*What you have to do*: Pictures do not belong in your copy. Repeat all the other data exactly.

*Given entries*:

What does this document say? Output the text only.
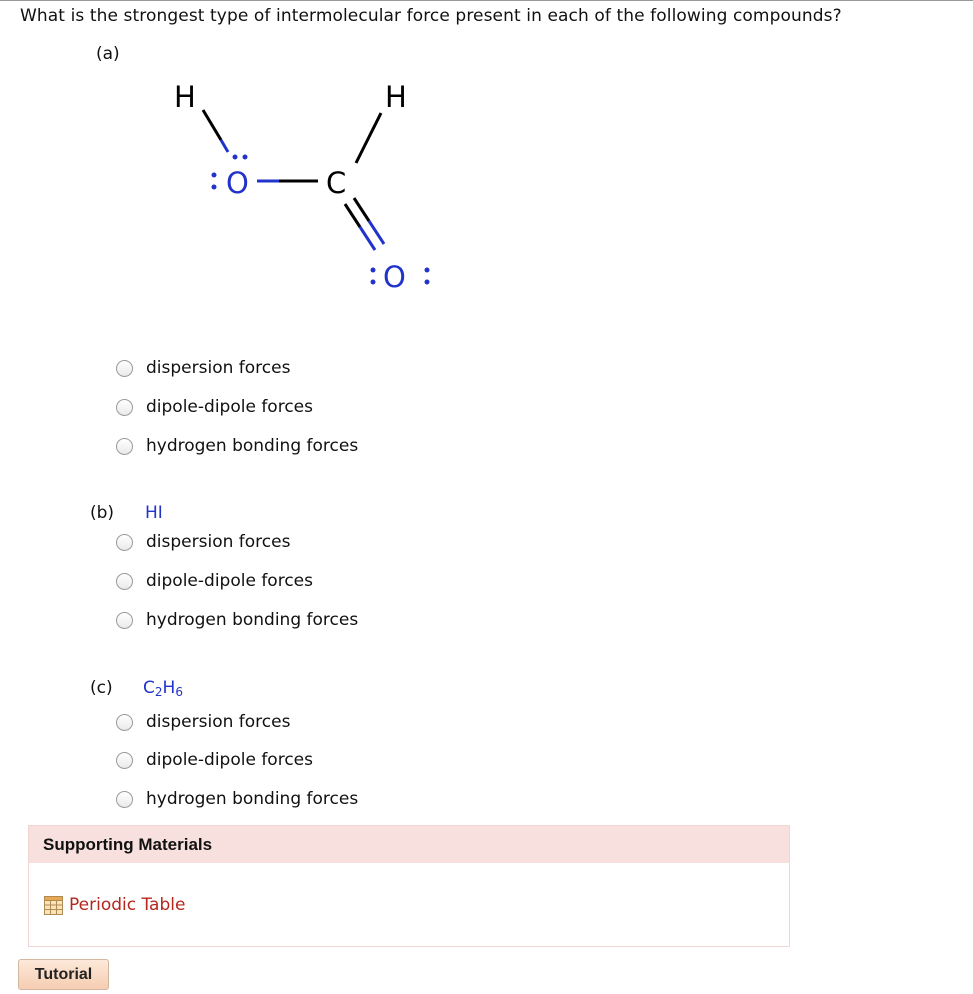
What is the strongest type of intermolecular force present in each of the following compounds?
(a)
H	H
O	C
O
dispersion forces
dipole-dipole forces
hydrogen bonding forces
(b) HI
dispersion forces
dipole-dipole forces
hydrogen bonding forces
(c) $C_2H_6$
dispersion forces
dipole-dipole forces
hydrogen bonding forces
Supporting Materials
Periodic Table
Tutorial
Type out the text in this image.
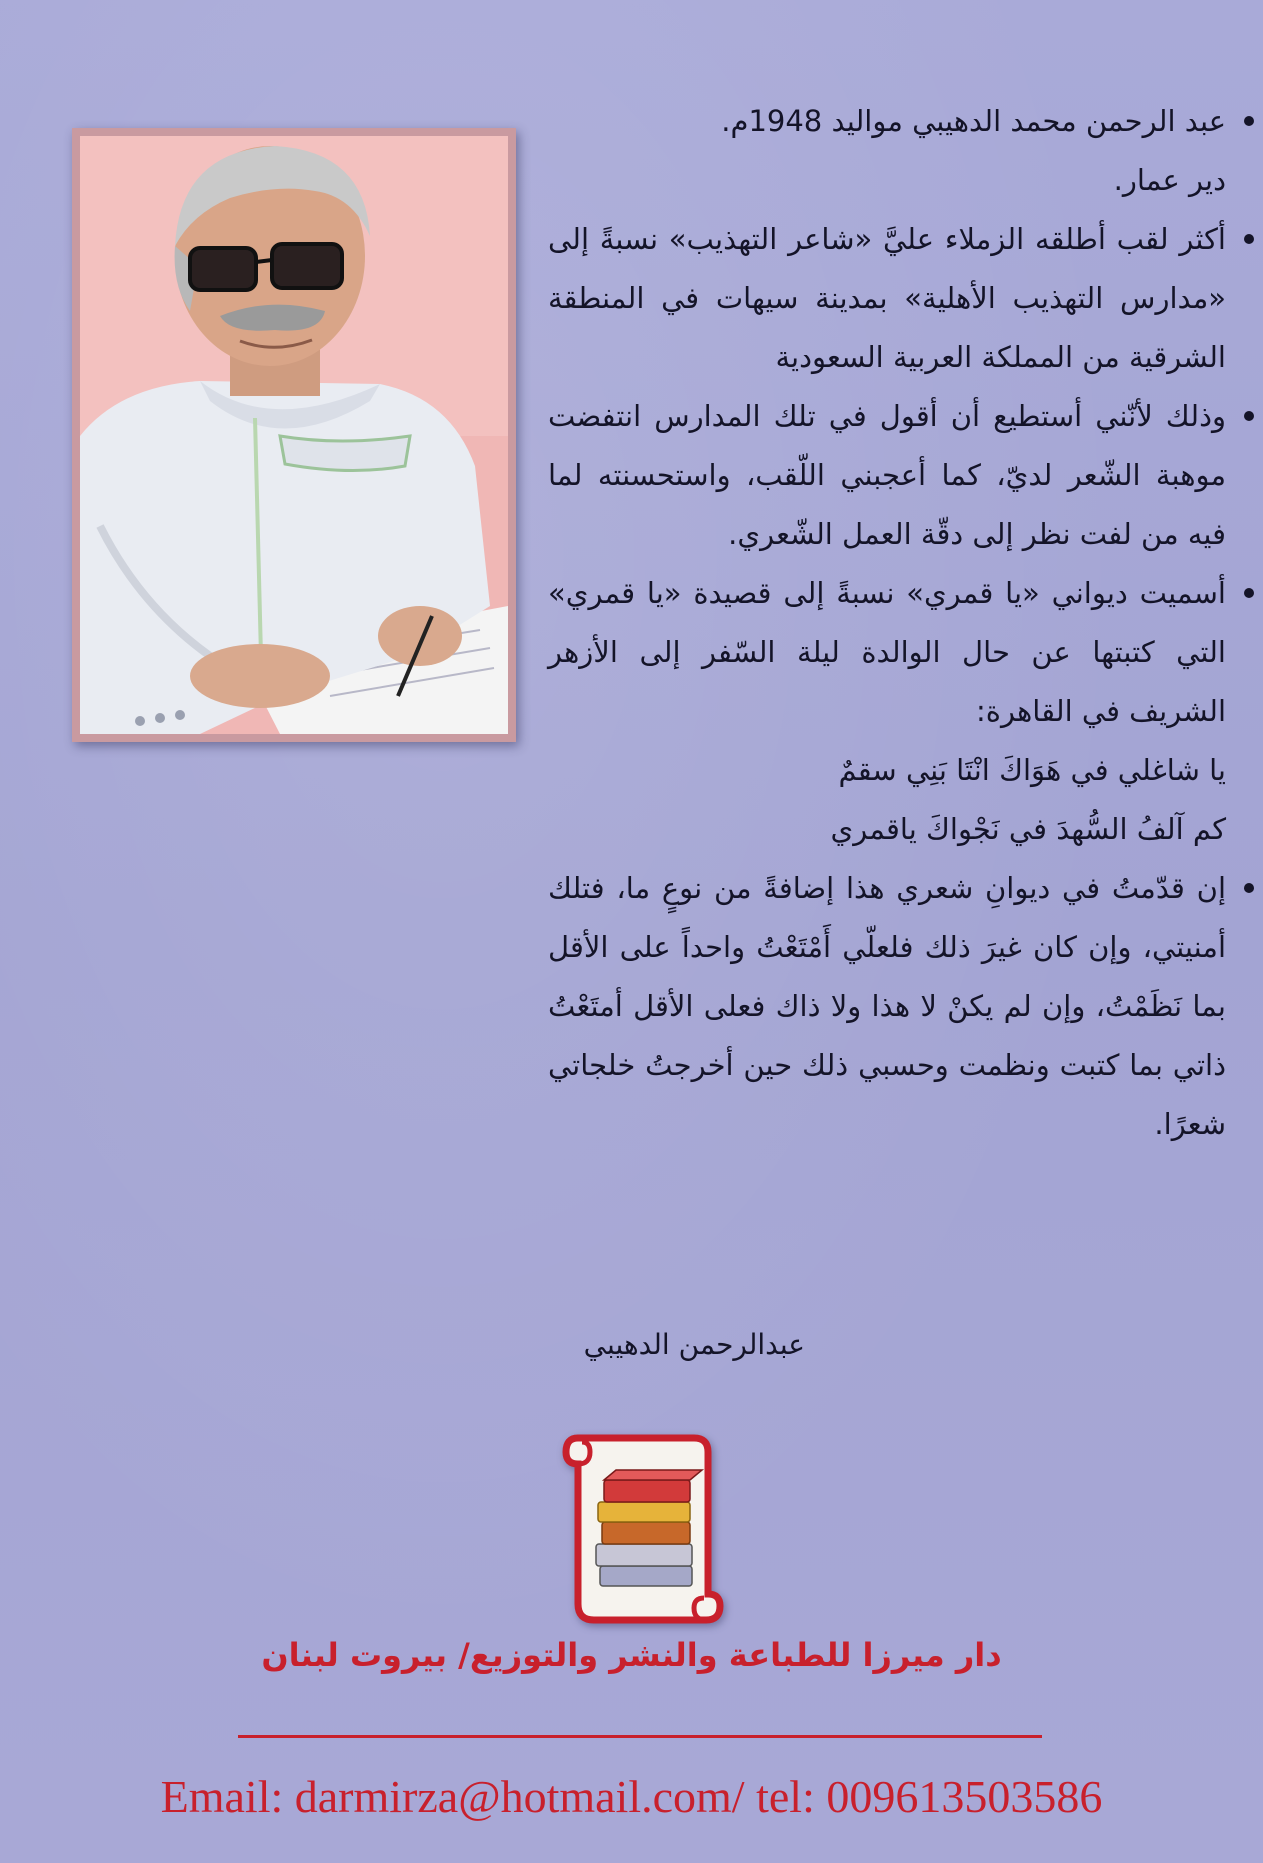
عبد الرحمن محمد الدهيبي مواليد 1948م.
دير عمار.
أكثر لقب أطلقه الزملاء عليَّ «شاعر التهذيب» نسبةً إلى «مدارس التهذيب الأهلية» بمدينة سيهات في المنطقة الشرقية من المملكة العربية السعودية
وذلك لأنّني أستطيع أن أقول في تلك المدارس انتفضت موهبة الشّعر لديّ، كما أعجبني اللّقب، واستحسنته لما فيه من لفت نظر إلى دقّة العمل الشّعري.
أسميت ديواني «يا قمري» نسبةً إلى قصيدة «يا قمري» التي كتبتها عن حال الوالدة ليلة السّفر إلى الأزهر الشريف في القاهرة:
يا شاغلي في هَوَاكَ انْتَا بَنِي سقمٌ
كم آلفُ السُّهدَ في نَجْواكَ ياقمري
إن قدّمتُ في ديوانِ شعري هذا إضافةً من نوعٍ ما، فتلك أمنيتي، وإن كان غيرَ ذلك فلعلّي أَمْتَعْتُ واحداً على الأقل بما نَظَمْتُ، وإن لم يكنْ لا هذا ولا ذاك فعلى الأقل أمتَعْتُ ذاتي بما كتبت ونظمت وحسبي ذلك حين أخرجتُ خلجاتي شعرًا.
عبدالرحمن الدهيبي
دار ميرزا للطباعة والنشر والتوزيع/ بيروت لبنان
Email: darmirza@hotmail.com/ tel: 009613503586
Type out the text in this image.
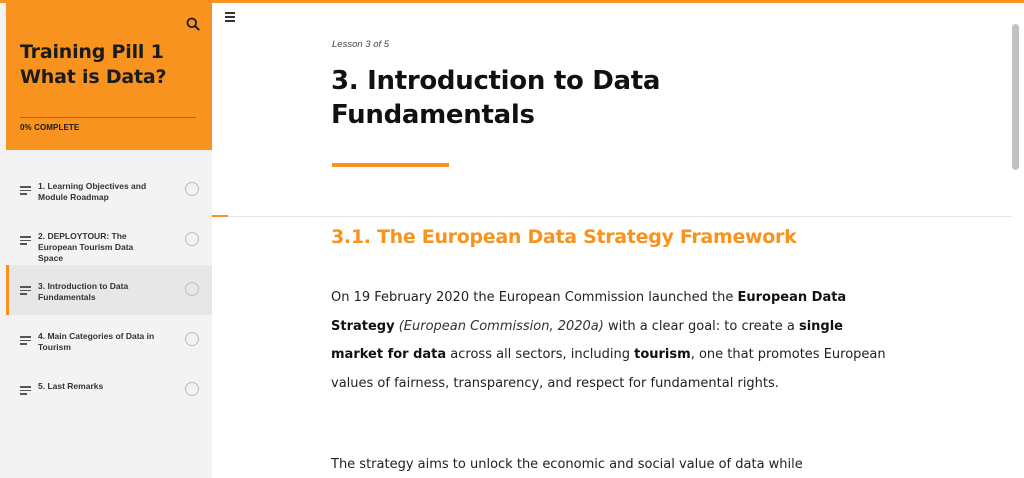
Training Pill 1 What is Data?
0% COMPLETE
1. Learning Objectives and Module Roadmap
2. DEPLOYTOUR: The European Tourism Data Space
3. Introduction to Data Fundamentals
4. Main Categories of Data in Tourism
5. Last Remarks
Lesson 3 of 5
3. Introduction to Data Fundamentals
3.1. The European Data Strategy Framework

On 19 February 2020 the European Commission launched the European Data Strategy (European Commission, 2020a) with a clear goal: to create a single market for data across all sectors, including tourism, one that promotes European values of fairness, transparency, and respect for fundamental rights.

The strategy aims to unlock the economic and social value of data while
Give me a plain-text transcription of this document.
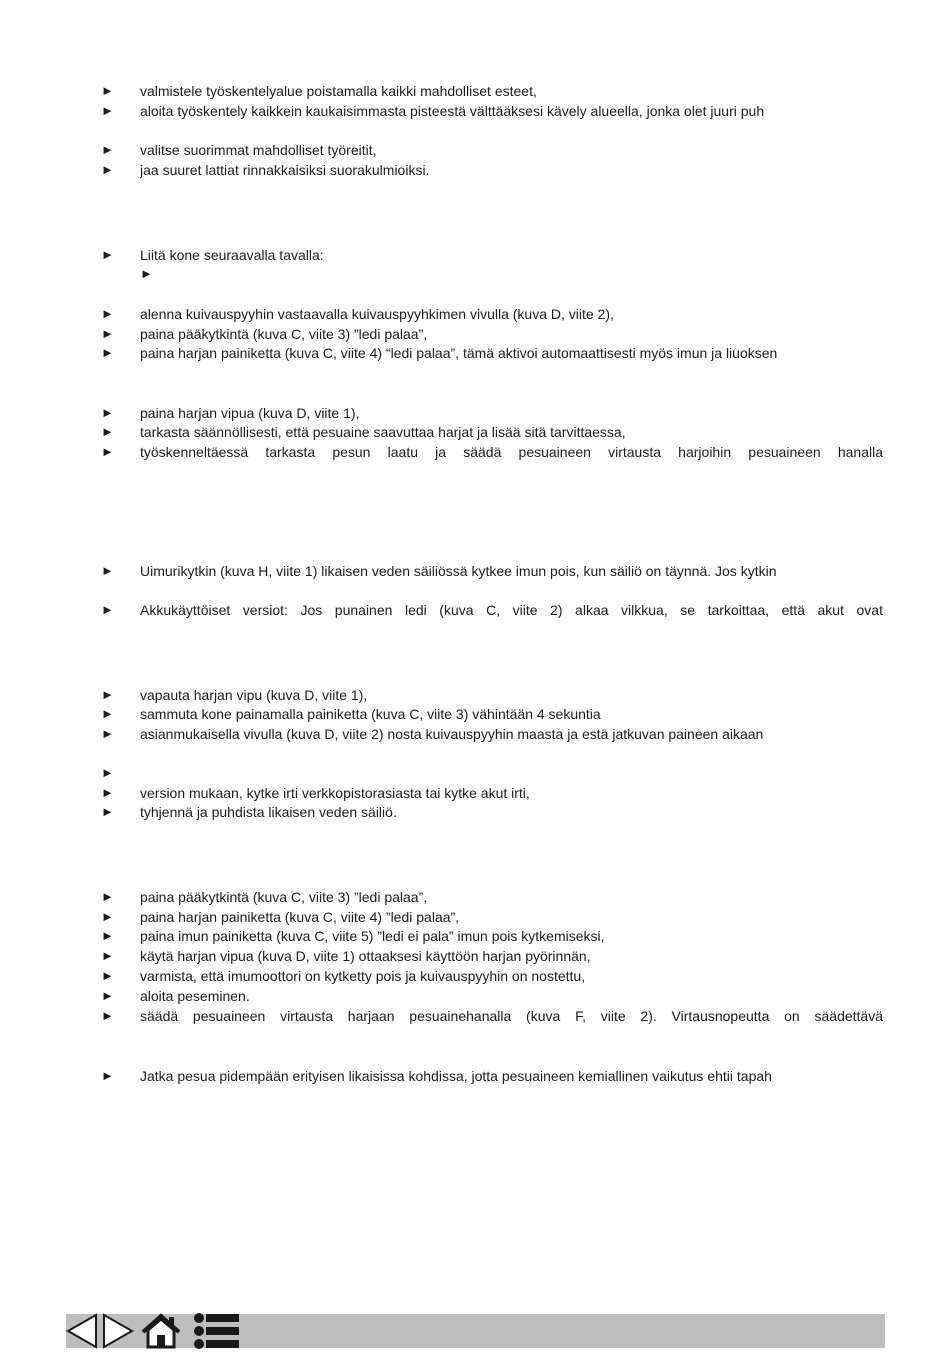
► valmistele työskentelyalue poistamalla kaikki mahdolliset esteet,
► aloita työskentely kaikkein kaukaisimmasta pisteestä välttääksesi kävely alueella, jonka olet juuri puh
► valitse suorimmat mahdolliset työreitit,
► jaa suuret lattiat rinnakkaisiksi suorakulmioiksi.
► Liitä kone seuraavalla tavalla:
►
► alenna kuivauspyyhin vastaavalla kuivauspyyhkimen vivulla (kuva D, viite 2),
► paina pääkytkintä (kuva C, viite 3) ”ledi palaa”,
► paina harjan painiketta (kuva C, viite 4) “ledi palaa”, tämä aktivoi automaattisesti myös imun ja liuoksen
► paina harjan vipua (kuva D, viite 1),
► tarkasta säännöllisesti, että pesuaine saavuttaa harjat ja lisää sitä tarvittaessa,
► työskenneltäessä tarkasta pesun laatu ja säädä pesuaineen virtausta harjoihin pesuaineen hanalla
► Uimurikytkin (kuva H, viite 1) likaisen veden säiliössä kytkee imun pois, kun säiliö on täynnä. Jos kytkin
► Akkukäyttöiset versiot: Jos punainen ledi (kuva C, viite 2) alkaa vilkkua, se tarkoittaa, että akut ovat
► vapauta harjan vipu (kuva D, viite 1),
► sammuta kone painamalla painiketta (kuva C, viite 3) vähintään 4 sekuntia
► asianmukaisella vivulla (kuva D, viite 2) nosta kuivauspyyhin maasta ja estä jatkuvan paineen aikaan
►
► version mukaan, kytke irti verkkopistorasiasta tai kytke akut irti,
► tyhjennä ja puhdista likaisen veden säiliö.
► paina pääkytkintä (kuva C, viite 3) ”ledi palaa”,
► paina harjan painiketta (kuva C, viite 4) ”ledi palaa”,
► paina imun painiketta (kuva C, viite 5) ”ledi ei pala” imun pois kytkemiseksi,
► käytä harjan vipua (kuva D, viite 1) ottaaksesi käyttöön harjan pyörinnän,
► varmista, että imumoottori on kytketty pois ja kuivauspyyhin on nostettu,
► aloita peseminen.
► säädä pesuaineen virtausta harjaan pesuainehanalla (kuva F, viite 2). Virtausnopeutta on säädettävä
► Jatka pesua pidempään erityisen likaisissa kohdissa, jotta pesuaineen kemiallinen vaikutus ehtii tapah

*In response*:
What does this document say? Output the text only.
What is the strongest type of intermolecular force present in each of the following compounds?
(a)
H	H
O	C
O
dispersion forces
dipole-dipole forces
hydrogen bonding forces
(b) HI
dispersion forces
dipole-dipole forces
hydrogen bonding forces
(c) $C_2H_6$
dispersion forces
dipole-dipole forces
hydrogen bonding forces
Supporting Materials
Periodic Table
Tutorial
Type out the text in this image.
عبد الرحمن محمد الدهيبي مواليد 1948م.
دير عمار.
أكثر لقب أطلقه الزملاء عليَّ «شاعر التهذيب» نسبةً إلى «مدارس التهذيب الأهلية» بمدينة سيهات في المنطقة الشرقية من المملكة العربية السعودية
وذلك لأنّني أستطيع أن أقول في تلك المدارس انتفضت موهبة الشّعر لديّ، كما أعجبني اللّقب، واستحسنته لما فيه من لفت نظر إلى دقّة العمل الشّعري.
أسميت ديواني «يا قمري» نسبةً إلى قصيدة «يا قمري» التي كتبتها عن حال الوالدة ليلة السّفر إلى الأزهر الشريف في القاهرة:
يا شاغلي في هَوَاكَ انْتَا بَنِي سقمٌ
كم آلفُ السُّهدَ في نَجْواكَ ياقمري
إن قدّمتُ في ديوانِ شعري هذا إضافةً من نوعٍ ما، فتلك أمنيتي، وإن كان غيرَ ذلك فلعلّي أَمْتَعْتُ واحداً على الأقل بما نَظَمْتُ، وإن لم يكنْ لا هذا ولا ذاك فعلى الأقل أمتَعْتُ ذاتي بما كتبت ونظمت وحسبي ذلك حين أخرجتُ خلجاتي شعرًا.
عبدالرحمن الدهيبي
دار ميرزا للطباعة والنشر والتوزيع/ بيروت لبنان
Email: darmirza@hotmail.com/ tel: 009613503586
Type out the text in this image.
Training Pill 1 What is Data?
0% COMPLETE
1. Learning Objectives and Module Roadmap
2. DEPLOYTOUR: The European Tourism Data Space
3. Introduction to Data Fundamentals
4. Main Categories of Data in Tourism
5. Last Remarks
Lesson 3 of 5
3. Introduction to Data Fundamentals
3.1. The European Data Strategy Framework

On 19 February 2020 the European Commission launched the European Data Strategy (European Commission, 2020a) with a clear goal: to create a single market for data across all sectors, including tourism, one that promotes European values of fairness, transparency, and respect for fundamental rights.

The strategy aims to unlock the economic and social value of data while
Give me a plain-text transcription of this document.
► valmistele työskentelyalue poistamalla kaikki mahdolliset esteet,
► aloita työskentely kaikkein kaukaisimmasta pisteestä välttääksesi kävely alueella, jonka olet juuri puh
► valitse suorimmat mahdolliset työreitit,
► jaa suuret lattiat rinnakkaisiksi suorakulmioiksi.
► Liitä kone seuraavalla tavalla:
►
► alenna kuivauspyyhin vastaavalla kuivauspyyhkimen vivulla (kuva D, viite 2),
► paina pääkytkintä (kuva C, viite 3) ”ledi palaa”,
► paina harjan painiketta (kuva C, viite 4) “ledi palaa”, tämä aktivoi automaattisesti myös imun ja liuoksen
► paina harjan vipua (kuva D, viite 1),
► tarkasta säännöllisesti, että pesuaine saavuttaa harjat ja lisää sitä tarvittaessa,
► työskenneltäessä tarkasta pesun laatu ja säädä pesuaineen virtausta harjoihin pesuaineen hanalla
► Uimurikytkin (kuva H, viite 1) likaisen veden säiliössä kytkee imun pois, kun säiliö on täynnä. Jos kytkin
► Akkukäyttöiset versiot: Jos punainen ledi (kuva C, viite 2) alkaa vilkkua, se tarkoittaa, että akut ovat
► vapauta harjan vipu (kuva D, viite 1),
► sammuta kone painamalla painiketta (kuva C, viite 3) vähintään 4 sekuntia
► asianmukaisella vivulla (kuva D, viite 2) nosta kuivauspyyhin maasta ja estä jatkuvan paineen aikaan
►
► version mukaan, kytke irti verkkopistorasiasta tai kytke akut irti,
► tyhjennä ja puhdista likaisen veden säiliö.
► paina pääkytkintä (kuva C, viite 3) ”ledi palaa”,
► paina harjan painiketta (kuva C, viite 4) ”ledi palaa”,
► paina imun painiketta (kuva C, viite 5) ”ledi ei pala” imun pois kytkemiseksi,
► käytä harjan vipua (kuva D, viite 1) ottaaksesi käyttöön harjan pyörinnän,
► varmista, että imumoottori on kytketty pois ja kuivauspyyhin on nostettu,
► aloita peseminen.
► säädä pesuaineen virtausta harjaan pesuainehanalla (kuva F, viite 2). Virtausnopeutta on säädettävä
► Jatka pesua pidempään erityisen likaisissa kohdissa, jotta pesuaineen kemiallinen vaikutus ehtii tapah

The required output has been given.